▶ INSTRUCTION
Please present every line of the records below as a numbered list, leaving out any blank lines.

▶ STORED DATA
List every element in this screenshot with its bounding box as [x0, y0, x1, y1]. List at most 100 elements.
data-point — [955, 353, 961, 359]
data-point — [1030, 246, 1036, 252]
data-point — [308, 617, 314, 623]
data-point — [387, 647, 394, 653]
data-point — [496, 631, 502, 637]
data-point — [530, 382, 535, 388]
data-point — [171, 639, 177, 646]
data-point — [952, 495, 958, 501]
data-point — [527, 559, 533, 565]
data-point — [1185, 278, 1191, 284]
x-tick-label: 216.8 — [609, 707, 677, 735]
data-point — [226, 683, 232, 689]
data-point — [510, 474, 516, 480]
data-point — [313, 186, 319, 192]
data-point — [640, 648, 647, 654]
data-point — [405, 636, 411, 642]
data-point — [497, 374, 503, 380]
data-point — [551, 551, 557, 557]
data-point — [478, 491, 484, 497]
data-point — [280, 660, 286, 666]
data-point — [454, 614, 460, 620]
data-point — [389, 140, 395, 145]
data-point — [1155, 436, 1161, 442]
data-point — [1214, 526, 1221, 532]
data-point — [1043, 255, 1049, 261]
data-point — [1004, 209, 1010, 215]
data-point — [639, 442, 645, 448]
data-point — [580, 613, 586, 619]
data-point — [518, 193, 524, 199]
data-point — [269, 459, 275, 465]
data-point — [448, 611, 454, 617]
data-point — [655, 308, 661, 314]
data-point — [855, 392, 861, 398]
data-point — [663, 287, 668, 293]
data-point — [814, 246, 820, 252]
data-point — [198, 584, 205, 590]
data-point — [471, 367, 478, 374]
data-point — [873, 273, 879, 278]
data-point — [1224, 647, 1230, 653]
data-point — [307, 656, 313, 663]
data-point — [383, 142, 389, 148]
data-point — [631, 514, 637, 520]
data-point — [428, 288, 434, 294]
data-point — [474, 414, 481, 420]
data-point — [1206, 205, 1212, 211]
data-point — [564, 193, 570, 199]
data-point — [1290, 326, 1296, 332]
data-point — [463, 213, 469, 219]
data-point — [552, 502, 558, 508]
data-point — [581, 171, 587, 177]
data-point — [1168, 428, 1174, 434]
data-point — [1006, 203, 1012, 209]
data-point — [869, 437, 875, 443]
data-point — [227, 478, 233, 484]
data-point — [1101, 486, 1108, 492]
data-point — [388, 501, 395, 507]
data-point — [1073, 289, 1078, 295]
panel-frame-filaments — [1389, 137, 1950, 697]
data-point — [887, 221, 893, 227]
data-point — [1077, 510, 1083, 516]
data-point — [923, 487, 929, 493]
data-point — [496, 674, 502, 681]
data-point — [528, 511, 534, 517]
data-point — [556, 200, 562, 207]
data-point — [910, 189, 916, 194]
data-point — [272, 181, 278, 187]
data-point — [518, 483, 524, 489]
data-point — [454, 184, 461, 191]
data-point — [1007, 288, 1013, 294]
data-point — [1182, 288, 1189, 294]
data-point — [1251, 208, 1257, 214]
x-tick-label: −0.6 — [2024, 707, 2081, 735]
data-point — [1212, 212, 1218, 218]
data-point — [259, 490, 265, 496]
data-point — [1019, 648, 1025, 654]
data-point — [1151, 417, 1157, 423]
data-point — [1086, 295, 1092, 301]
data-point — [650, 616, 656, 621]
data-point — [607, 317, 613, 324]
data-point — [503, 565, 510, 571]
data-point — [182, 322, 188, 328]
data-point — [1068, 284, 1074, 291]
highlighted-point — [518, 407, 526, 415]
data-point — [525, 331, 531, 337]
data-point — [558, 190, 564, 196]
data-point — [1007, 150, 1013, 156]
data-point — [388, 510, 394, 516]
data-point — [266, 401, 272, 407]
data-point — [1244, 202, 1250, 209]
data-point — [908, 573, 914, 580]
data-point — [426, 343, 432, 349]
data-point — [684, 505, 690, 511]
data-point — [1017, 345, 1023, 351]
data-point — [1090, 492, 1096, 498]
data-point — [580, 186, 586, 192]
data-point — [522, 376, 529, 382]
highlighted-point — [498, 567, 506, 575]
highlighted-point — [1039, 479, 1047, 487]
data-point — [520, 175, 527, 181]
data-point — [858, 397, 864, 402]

▶ RESPONSE TO THIS TASK
1. List every element in this screenshot with its bounding box as [x0, y0, x1, y1]. List at most 100 elements.
2. data-point — [955, 353, 961, 359]
3. data-point — [1030, 246, 1036, 252]
4. data-point — [308, 617, 314, 623]
5. data-point — [387, 647, 394, 653]
6. data-point — [496, 631, 502, 637]
7. data-point — [530, 382, 535, 388]
8. data-point — [171, 639, 177, 646]
9. data-point — [952, 495, 958, 501]
10. data-point — [527, 559, 533, 565]
11. data-point — [1185, 278, 1191, 284]
12. x-tick-label: 216.8 — [609, 707, 677, 735]
13. data-point — [226, 683, 232, 689]
14. data-point — [510, 474, 516, 480]
15. data-point — [313, 186, 319, 192]
16. data-point — [640, 648, 647, 654]
17. data-point — [405, 636, 411, 642]
18. data-point — [497, 374, 503, 380]
19. data-point — [551, 551, 557, 557]
20. data-point — [478, 491, 484, 497]
21. data-point — [280, 660, 286, 666]
22. data-point — [454, 614, 460, 620]
23. data-point — [389, 140, 395, 145]
24. data-point — [1155, 436, 1161, 442]
25. data-point — [1214, 526, 1221, 532]
26. data-point — [1043, 255, 1049, 261]
27. data-point — [1004, 209, 1010, 215]
28. data-point — [639, 442, 645, 448]
29. data-point — [580, 613, 586, 619]
30. data-point — [518, 193, 524, 199]
31. data-point — [269, 459, 275, 465]
32. data-point — [448, 611, 454, 617]
33. data-point — [655, 308, 661, 314]
34. data-point — [855, 392, 861, 398]
35. data-point — [663, 287, 668, 293]
36. data-point — [814, 246, 820, 252]
37. data-point — [198, 584, 205, 590]
38. data-point — [471, 367, 478, 374]
39. data-point — [873, 273, 879, 278]
40. data-point — [1224, 647, 1230, 653]
41. data-point — [307, 656, 313, 663]
42. data-point — [383, 142, 389, 148]
43. data-point — [631, 514, 637, 520]
44. data-point — [428, 288, 434, 294]
45. data-point — [474, 414, 481, 420]
46. data-point — [1206, 205, 1212, 211]
47. data-point — [564, 193, 570, 199]
48. data-point — [1290, 326, 1296, 332]
49. data-point — [463, 213, 469, 219]
50. data-point — [552, 502, 558, 508]
51. data-point — [581, 171, 587, 177]
52. data-point — [1168, 428, 1174, 434]
53. data-point — [1006, 203, 1012, 209]
54. data-point — [869, 437, 875, 443]
55. data-point — [227, 478, 233, 484]
56. data-point — [1101, 486, 1108, 492]
57. data-point — [388, 501, 395, 507]
58. data-point — [1073, 289, 1078, 295]
59. panel-frame-filaments — [1389, 137, 1950, 697]
60. data-point — [887, 221, 893, 227]
61. data-point — [1077, 510, 1083, 516]
62. data-point — [923, 487, 929, 493]
63. data-point — [496, 674, 502, 681]
64. data-point — [528, 511, 534, 517]
65. data-point — [556, 200, 562, 207]
66. data-point — [910, 189, 916, 194]
67. data-point — [272, 181, 278, 187]
68. data-point — [518, 483, 524, 489]
69. data-point — [454, 184, 461, 191]
70. data-point — [1007, 288, 1013, 294]
71. data-point — [1182, 288, 1189, 294]
72. data-point — [1251, 208, 1257, 214]
73. x-tick-label: −0.6 — [2024, 707, 2081, 735]
74. data-point — [1212, 212, 1218, 218]
75. data-point — [259, 490, 265, 496]
76. data-point — [1019, 648, 1025, 654]
77. data-point — [1151, 417, 1157, 423]
78. data-point — [1086, 295, 1092, 301]
79. data-point — [650, 616, 656, 621]
80. data-point — [607, 317, 613, 324]
81. data-point — [503, 565, 510, 571]
82. data-point — [182, 322, 188, 328]
83. data-point — [1068, 284, 1074, 291]
84. highlighted-point — [518, 407, 526, 415]
85. data-point — [525, 331, 531, 337]
86. data-point — [558, 190, 564, 196]
87. data-point — [1007, 150, 1013, 156]
88. data-point — [388, 510, 394, 516]
89. data-point — [266, 401, 272, 407]
90. data-point — [1244, 202, 1250, 209]
91. data-point — [908, 573, 914, 580]
92. data-point — [426, 343, 432, 349]
93. data-point — [684, 505, 690, 511]
94. data-point — [1017, 345, 1023, 351]
95. data-point — [1090, 492, 1096, 498]
96. data-point — [580, 186, 586, 192]
97. data-point — [522, 376, 529, 382]
98. highlighted-point — [498, 567, 506, 575]
99. highlighted-point — [1039, 479, 1047, 487]
100. data-point — [520, 175, 527, 181]
101. data-point — [858, 397, 864, 402]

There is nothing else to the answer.